◆ **What needs to be done**
Copy the lines that follow, keeping every character the same.

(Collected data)
* begin *

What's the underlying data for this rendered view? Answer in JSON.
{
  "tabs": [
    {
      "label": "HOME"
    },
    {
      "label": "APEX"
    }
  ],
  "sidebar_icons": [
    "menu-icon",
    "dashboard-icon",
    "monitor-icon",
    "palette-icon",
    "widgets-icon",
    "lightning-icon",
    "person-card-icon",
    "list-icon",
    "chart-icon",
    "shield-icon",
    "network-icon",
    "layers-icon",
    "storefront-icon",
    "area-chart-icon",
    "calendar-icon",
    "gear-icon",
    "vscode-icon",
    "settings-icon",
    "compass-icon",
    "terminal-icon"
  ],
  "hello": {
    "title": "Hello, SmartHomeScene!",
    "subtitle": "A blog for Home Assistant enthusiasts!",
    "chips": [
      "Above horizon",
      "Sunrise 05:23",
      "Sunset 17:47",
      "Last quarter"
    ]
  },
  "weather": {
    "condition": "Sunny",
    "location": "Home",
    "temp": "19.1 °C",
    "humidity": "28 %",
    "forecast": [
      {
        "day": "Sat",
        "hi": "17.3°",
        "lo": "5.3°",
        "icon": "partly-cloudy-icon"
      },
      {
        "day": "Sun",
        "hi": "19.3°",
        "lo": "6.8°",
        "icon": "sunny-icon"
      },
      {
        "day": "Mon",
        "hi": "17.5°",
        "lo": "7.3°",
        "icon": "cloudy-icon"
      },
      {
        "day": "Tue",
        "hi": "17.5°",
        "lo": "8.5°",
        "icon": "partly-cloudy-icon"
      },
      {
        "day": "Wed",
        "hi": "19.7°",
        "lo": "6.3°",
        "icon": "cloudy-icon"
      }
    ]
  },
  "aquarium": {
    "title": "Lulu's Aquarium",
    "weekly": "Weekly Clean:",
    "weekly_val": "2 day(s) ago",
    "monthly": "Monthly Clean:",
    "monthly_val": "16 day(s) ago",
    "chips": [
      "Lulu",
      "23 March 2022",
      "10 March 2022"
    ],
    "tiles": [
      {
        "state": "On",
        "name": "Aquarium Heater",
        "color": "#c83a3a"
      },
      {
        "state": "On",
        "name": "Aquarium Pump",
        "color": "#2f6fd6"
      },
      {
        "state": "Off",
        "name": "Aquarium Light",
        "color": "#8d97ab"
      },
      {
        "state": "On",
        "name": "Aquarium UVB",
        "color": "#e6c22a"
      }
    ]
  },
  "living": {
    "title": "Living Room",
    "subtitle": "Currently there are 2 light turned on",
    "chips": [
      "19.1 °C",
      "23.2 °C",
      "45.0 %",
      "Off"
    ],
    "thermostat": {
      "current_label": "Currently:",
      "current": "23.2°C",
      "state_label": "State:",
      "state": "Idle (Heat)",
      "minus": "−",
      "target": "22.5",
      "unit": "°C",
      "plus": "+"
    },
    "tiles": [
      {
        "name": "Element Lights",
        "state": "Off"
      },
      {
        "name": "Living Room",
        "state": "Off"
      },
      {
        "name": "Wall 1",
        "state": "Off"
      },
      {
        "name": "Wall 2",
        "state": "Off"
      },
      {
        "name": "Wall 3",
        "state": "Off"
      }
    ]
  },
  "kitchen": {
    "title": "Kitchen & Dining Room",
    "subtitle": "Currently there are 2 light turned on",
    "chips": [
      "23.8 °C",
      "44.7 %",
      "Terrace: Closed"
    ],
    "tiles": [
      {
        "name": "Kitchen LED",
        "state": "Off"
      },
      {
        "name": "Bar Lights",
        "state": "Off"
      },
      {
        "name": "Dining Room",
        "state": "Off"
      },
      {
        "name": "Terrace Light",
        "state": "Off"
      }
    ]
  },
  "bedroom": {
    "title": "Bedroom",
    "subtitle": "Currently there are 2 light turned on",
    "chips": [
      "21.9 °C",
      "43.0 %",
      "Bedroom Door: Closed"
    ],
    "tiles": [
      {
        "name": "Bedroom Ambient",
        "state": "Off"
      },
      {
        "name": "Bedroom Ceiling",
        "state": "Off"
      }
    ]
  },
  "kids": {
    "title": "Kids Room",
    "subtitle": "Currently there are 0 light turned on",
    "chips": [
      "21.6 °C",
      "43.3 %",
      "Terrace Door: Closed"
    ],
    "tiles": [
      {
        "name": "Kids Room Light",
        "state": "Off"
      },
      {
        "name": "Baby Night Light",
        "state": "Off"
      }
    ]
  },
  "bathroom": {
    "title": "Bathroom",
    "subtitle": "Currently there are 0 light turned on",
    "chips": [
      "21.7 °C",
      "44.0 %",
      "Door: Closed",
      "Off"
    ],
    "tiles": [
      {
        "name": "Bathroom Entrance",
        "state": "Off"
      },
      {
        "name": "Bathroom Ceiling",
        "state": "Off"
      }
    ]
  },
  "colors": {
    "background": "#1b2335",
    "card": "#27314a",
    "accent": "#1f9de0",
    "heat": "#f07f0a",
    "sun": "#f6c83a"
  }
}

* end *

◆ **Final result**
What's the underlying data for this rendered view? Answer in JSON.
{
  "tabs": [
    {
      "label": "HOME"
    },
    {
      "label": "APEX"
    }
  ],
  "sidebar_icons": [
    "menu-icon",
    "dashboard-icon",
    "monitor-icon",
    "palette-icon",
    "widgets-icon",
    "lightning-icon",
    "person-card-icon",
    "list-icon",
    "chart-icon",
    "shield-icon",
    "network-icon",
    "layers-icon",
    "storefront-icon",
    "area-chart-icon",
    "calendar-icon",
    "gear-icon",
    "vscode-icon",
    "settings-icon",
    "compass-icon",
    "terminal-icon"
  ],
  "hello": {
    "title": "Hello, SmartHomeScene!",
    "subtitle": "A blog for Home Assistant enthusiasts!",
    "chips": [
      "Above horizon",
      "Sunrise 05:23",
      "Sunset 17:47",
      "Last quarter"
    ]
  },
  "weather": {
    "condition": "Sunny",
    "location": "Home",
    "temp": "19.1 °C",
    "humidity": "28 %",
    "forecast": [
      {
        "day": "Sat",
        "hi": "17.3°",
        "lo": "5.3°",
        "icon": "partly-cloudy-icon"
      },
      {
        "day": "Sun",
        "hi": "19.3°",
        "lo": "6.8°",
        "icon": "sunny-icon"
      },
      {
        "day": "Mon",
        "hi": "17.5°",
        "lo": "7.3°",
        "icon": "cloudy-icon"
      },
      {
        "day": "Tue",
        "hi": "17.5°",
        "lo": "8.5°",
        "icon": "partly-cloudy-icon"
      },
      {
        "day": "Wed",
        "hi": "19.7°",
        "lo": "6.3°",
        "icon": "cloudy-icon"
      }
    ]
  },
  "aquarium": {
    "title": "Lulu's Aquarium",
    "weekly": "Weekly Clean:",
    "weekly_val": "2 day(s) ago",
    "monthly": "Monthly Clean:",
    "monthly_val": "16 day(s) ago",
    "chips": [
      "Lulu",
      "23 March 2022",
      "10 March 2022"
    ],
    "tiles": [
      {
        "state": "On",
        "name": "Aquarium Heater",
        "color": "#c83a3a"
      },
      {
        "state": "On",
        "name": "Aquarium Pump",
        "color": "#2f6fd6"
      },
      {
        "state": "Off",
        "name": "Aquarium Light",
        "color": "#8d97ab"
      },
      {
        "state": "On",
        "name": "Aquarium UVB",
        "color": "#e6c22a"
      }
    ]
  },
  "living": {
    "title": "Living Room",
    "subtitle": "Currently there are 2 light turned on",
    "chips": [
      "19.1 °C",
      "23.2 °C",
      "45.0 %",
      "Off"
    ],
    "thermostat": {
      "current_label": "Currently:",
      "current": "23.2°C",
      "state_label": "State:",
      "state": "Idle (Heat)",
      "minus": "−",
      "target": "22.5",
      "unit": "°C",
      "plus": "+"
    },
    "tiles": [
      {
        "name": "Element Lights",
        "state": "Off"
      },
      {
        "name": "Living Room",
        "state": "Off"
      },
      {
        "name": "Wall 1",
        "state": "Off"
      },
      {
        "name": "Wall 2",
        "state": "Off"
      },
      {
        "name": "Wall 3",
        "state": "Off"
      }
    ]
  },
  "kitchen": {
    "title": "Kitchen & Dining Room",
    "subtitle": "Currently there are 2 light turned on",
    "chips": [
      "23.8 °C",
      "44.7 %",
      "Terrace: Closed"
    ],
    "tiles": [
      {
        "name": "Kitchen LED",
        "state": "Off"
      },
      {
        "name": "Bar Lights",
        "state": "Off"
      },
      {
        "name": "Dining Room",
        "state": "Off"
      },
      {
        "name": "Terrace Light",
        "state": "Off"
      }
    ]
  },
  "bedroom": {
    "title": "Bedroom",
    "subtitle": "Currently there are 2 light turned on",
    "chips": [
      "21.9 °C",
      "43.0 %",
      "Bedroom Door: Closed"
    ],
    "tiles": [
      {
        "name": "Bedroom Ambient",
        "state": "Off"
      },
      {
        "name": "Bedroom Ceiling",
        "state": "Off"
      }
    ]
  },
  "kids": {
    "title": "Kids Room",
    "subtitle": "Currently there are 0 light turned on",
    "chips": [
      "21.6 °C",
      "43.3 %",
      "Terrace Door: Closed"
    ],
    "tiles": [
      {
        "name": "Kids Room Light",
        "state": "Off"
      },
      {
        "name": "Baby Night Light",
        "state": "Off"
      }
    ]
  },
  "bathroom": {
    "title": "Bathroom",
    "subtitle": "Currently there are 0 light turned on",
    "chips": [
      "21.7 °C",
      "44.0 %",
      "Door: Closed",
      "Off"
    ],
    "tiles": [
      {
        "name": "Bathroom Entrance",
        "state": "Off"
      },
      {
        "name": "Bathroom Ceiling",
        "state": "Off"
      }
    ]
  },
  "colors": {
    "background": "#1b2335",
    "card": "#27314a",
    "accent": "#1f9de0",
    "heat": "#f07f0a",
    "sun": "#f6c83a"
  }
}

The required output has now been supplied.